Challenge — Tally up the lines that include "letter" and state that number by itself.

Dataset records:
========
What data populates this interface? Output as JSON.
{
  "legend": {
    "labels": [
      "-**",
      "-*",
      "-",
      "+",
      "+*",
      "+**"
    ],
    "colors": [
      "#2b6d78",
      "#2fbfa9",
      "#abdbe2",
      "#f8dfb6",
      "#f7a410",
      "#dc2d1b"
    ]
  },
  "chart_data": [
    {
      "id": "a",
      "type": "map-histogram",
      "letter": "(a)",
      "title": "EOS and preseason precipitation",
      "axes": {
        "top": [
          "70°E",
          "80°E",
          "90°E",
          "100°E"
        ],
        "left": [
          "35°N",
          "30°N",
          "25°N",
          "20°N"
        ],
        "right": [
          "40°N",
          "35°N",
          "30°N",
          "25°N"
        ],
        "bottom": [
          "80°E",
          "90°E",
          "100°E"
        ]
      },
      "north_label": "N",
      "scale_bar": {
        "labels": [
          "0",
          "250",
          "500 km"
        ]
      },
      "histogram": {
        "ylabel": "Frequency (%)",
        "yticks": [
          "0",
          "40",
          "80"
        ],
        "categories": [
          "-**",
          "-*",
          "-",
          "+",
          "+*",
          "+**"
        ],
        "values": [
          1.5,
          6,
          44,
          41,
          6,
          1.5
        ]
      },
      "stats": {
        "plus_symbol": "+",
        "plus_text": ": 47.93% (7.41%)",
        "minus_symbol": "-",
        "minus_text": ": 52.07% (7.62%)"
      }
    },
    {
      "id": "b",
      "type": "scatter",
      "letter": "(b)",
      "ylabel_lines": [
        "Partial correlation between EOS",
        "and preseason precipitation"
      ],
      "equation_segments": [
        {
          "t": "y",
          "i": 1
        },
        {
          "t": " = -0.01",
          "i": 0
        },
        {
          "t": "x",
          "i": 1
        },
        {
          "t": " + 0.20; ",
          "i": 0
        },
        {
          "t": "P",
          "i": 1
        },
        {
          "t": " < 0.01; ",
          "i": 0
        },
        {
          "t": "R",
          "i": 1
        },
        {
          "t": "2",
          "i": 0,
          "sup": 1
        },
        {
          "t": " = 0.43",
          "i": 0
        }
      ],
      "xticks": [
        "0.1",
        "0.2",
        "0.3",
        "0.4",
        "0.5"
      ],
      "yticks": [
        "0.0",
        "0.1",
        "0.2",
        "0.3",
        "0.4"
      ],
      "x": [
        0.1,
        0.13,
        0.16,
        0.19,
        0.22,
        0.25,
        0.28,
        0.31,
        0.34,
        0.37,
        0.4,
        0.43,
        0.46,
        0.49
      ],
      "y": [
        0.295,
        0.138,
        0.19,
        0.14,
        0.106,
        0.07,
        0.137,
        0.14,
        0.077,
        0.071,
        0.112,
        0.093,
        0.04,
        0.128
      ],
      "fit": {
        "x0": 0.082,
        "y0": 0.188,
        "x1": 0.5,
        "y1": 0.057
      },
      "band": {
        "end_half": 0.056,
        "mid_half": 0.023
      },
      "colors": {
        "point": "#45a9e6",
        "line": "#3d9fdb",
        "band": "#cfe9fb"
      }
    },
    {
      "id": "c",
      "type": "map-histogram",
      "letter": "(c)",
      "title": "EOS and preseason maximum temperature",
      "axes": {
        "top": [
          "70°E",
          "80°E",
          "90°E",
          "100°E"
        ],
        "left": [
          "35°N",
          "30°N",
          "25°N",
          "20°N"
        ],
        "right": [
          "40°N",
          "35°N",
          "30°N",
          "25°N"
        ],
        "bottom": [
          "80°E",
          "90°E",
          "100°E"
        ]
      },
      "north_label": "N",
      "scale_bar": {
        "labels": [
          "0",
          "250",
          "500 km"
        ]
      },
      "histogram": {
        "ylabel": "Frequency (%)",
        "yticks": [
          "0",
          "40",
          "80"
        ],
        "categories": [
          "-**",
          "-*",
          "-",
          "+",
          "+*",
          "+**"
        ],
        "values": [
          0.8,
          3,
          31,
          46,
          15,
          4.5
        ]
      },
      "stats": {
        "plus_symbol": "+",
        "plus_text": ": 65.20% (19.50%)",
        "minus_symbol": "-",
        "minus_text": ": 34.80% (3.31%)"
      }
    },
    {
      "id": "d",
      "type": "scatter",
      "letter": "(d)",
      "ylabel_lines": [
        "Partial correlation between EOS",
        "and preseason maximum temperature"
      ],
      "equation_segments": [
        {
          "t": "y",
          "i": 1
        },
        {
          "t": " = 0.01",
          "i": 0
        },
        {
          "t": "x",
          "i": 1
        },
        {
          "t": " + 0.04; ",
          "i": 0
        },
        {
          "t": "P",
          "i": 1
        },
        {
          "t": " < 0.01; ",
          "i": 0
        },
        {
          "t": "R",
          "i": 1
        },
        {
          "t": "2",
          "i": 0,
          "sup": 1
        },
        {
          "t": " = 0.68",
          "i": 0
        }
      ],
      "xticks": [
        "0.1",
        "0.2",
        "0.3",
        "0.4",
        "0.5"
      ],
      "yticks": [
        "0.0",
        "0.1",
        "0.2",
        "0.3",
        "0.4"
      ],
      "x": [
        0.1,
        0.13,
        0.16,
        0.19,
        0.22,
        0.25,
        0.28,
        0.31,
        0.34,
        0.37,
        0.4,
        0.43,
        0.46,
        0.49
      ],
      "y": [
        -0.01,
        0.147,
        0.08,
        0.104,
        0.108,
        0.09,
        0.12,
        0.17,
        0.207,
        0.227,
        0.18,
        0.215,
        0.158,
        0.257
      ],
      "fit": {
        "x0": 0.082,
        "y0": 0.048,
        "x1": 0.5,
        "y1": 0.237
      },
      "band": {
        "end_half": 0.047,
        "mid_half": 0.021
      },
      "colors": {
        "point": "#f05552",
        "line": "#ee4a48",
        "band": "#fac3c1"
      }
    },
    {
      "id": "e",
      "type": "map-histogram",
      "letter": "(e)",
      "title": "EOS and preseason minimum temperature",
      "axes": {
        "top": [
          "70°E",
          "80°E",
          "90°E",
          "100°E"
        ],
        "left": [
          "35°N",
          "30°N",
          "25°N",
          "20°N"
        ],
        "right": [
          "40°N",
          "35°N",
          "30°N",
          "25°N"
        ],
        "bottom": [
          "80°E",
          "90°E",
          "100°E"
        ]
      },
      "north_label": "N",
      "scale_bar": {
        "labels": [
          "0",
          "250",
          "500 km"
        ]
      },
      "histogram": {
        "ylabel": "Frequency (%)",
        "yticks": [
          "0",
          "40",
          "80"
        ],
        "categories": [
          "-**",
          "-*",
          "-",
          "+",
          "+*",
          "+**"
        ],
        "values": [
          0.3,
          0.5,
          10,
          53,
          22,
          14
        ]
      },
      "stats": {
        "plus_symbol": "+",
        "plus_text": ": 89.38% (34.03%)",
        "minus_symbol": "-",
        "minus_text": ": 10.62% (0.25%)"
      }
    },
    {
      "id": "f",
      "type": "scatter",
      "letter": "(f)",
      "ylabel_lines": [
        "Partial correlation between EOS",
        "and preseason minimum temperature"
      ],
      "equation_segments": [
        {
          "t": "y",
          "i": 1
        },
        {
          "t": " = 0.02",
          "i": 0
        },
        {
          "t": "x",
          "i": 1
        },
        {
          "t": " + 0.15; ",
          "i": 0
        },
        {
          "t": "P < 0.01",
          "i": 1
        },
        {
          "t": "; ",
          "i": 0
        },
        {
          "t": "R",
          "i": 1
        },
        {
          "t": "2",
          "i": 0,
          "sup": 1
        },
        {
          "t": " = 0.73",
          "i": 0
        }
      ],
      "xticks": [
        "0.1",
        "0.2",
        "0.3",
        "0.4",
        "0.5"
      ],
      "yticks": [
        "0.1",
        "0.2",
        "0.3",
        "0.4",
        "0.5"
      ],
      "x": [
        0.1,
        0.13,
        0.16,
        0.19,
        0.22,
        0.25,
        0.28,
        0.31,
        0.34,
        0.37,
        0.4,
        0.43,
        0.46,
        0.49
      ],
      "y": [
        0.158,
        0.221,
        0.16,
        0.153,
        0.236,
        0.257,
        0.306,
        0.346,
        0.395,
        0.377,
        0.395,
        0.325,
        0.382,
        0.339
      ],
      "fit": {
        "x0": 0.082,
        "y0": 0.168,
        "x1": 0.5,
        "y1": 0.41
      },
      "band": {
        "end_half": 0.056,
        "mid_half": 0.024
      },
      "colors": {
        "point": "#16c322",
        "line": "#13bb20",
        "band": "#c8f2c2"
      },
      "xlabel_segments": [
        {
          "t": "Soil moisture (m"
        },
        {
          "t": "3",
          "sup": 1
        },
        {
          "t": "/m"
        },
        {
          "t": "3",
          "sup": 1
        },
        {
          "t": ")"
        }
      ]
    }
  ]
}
========
Full solution — 6